***** Material for the task

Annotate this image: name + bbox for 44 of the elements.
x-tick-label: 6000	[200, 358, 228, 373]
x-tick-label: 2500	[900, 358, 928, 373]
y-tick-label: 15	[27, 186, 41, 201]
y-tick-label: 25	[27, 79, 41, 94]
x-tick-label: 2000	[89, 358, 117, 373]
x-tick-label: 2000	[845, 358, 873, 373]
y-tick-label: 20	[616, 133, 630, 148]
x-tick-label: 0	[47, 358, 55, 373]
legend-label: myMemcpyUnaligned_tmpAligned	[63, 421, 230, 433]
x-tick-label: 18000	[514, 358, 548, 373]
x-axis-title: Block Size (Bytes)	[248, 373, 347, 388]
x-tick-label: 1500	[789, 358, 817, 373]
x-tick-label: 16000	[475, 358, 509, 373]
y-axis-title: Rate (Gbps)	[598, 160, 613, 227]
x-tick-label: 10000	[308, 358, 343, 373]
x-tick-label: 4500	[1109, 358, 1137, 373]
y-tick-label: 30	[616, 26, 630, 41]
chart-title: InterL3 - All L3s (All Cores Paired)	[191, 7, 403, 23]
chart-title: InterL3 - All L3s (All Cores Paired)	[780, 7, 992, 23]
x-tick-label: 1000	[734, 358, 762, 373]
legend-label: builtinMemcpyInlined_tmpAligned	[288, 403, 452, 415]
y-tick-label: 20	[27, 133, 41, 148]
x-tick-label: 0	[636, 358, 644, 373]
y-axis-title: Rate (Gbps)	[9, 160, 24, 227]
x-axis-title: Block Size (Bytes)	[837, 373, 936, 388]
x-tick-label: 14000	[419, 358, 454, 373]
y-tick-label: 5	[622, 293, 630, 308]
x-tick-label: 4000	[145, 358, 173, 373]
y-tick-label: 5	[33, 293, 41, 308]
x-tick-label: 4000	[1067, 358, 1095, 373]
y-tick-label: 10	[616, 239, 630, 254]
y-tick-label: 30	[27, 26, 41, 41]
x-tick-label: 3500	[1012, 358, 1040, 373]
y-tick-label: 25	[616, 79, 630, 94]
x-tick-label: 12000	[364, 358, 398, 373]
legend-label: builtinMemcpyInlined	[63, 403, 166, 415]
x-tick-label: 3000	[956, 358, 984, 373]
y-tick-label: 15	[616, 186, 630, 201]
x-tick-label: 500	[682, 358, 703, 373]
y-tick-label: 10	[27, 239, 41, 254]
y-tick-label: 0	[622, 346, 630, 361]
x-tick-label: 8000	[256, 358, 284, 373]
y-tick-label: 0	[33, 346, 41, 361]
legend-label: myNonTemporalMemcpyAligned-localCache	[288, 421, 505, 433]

**********

:: Short exercise ::
Edit the rows above by replacing every "Gbps" with "Gb/s" and keep everything else the same.

:: Result for this exercise ::
Annotate this image: name + bbox for 44 of the elements.
x-tick-label: 6000	[200, 358, 228, 373]
x-tick-label: 2500	[900, 358, 928, 373]
y-tick-label: 15	[27, 186, 41, 201]
y-tick-label: 25	[27, 79, 41, 94]
x-tick-label: 2000	[89, 358, 117, 373]
x-tick-label: 2000	[845, 358, 873, 373]
y-tick-label: 20	[616, 133, 630, 148]
x-tick-label: 0	[47, 358, 55, 373]
legend-label: myMemcpyUnaligned_tmpAligned	[63, 421, 230, 433]
x-tick-label: 18000	[514, 358, 548, 373]
x-axis-title: Block Size (Bytes)	[248, 373, 347, 388]
x-tick-label: 1500	[789, 358, 817, 373]
x-tick-label: 16000	[475, 358, 509, 373]
y-axis-title: Rate (Gb/s)	[598, 160, 613, 227]
x-tick-label: 10000	[308, 358, 343, 373]
x-tick-label: 4500	[1109, 358, 1137, 373]
y-tick-label: 30	[616, 26, 630, 41]
chart-title: InterL3 - All L3s (All Cores Paired)	[191, 7, 403, 23]
chart-title: InterL3 - All L3s (All Cores Paired)	[780, 7, 992, 23]
x-tick-label: 1000	[734, 358, 762, 373]
legend-label: builtinMemcpyInlined_tmpAligned	[288, 403, 452, 415]
y-tick-label: 20	[27, 133, 41, 148]
x-tick-label: 0	[636, 358, 644, 373]
y-axis-title: Rate (Gb/s)	[9, 160, 24, 227]
x-axis-title: Block Size (Bytes)	[837, 373, 936, 388]
x-tick-label: 14000	[419, 358, 454, 373]
y-tick-label: 5	[622, 293, 630, 308]
x-tick-label: 4000	[145, 358, 173, 373]
y-tick-label: 5	[33, 293, 41, 308]
x-tick-label: 4000	[1067, 358, 1095, 373]
y-tick-label: 10	[616, 239, 630, 254]
y-tick-label: 30	[27, 26, 41, 41]
x-tick-label: 3500	[1012, 358, 1040, 373]
y-tick-label: 25	[616, 79, 630, 94]
x-tick-label: 12000	[364, 358, 398, 373]
legend-label: builtinMemcpyInlined	[63, 403, 166, 415]
x-tick-label: 3000	[956, 358, 984, 373]
y-tick-label: 15	[616, 186, 630, 201]
x-tick-label: 500	[682, 358, 703, 373]
y-tick-label: 10	[27, 239, 41, 254]
y-tick-label: 0	[622, 346, 630, 361]
x-tick-label: 8000	[256, 358, 284, 373]
y-tick-label: 0	[33, 346, 41, 361]
legend-label: myNonTemporalMemcpyAligned-localCache	[288, 421, 505, 433]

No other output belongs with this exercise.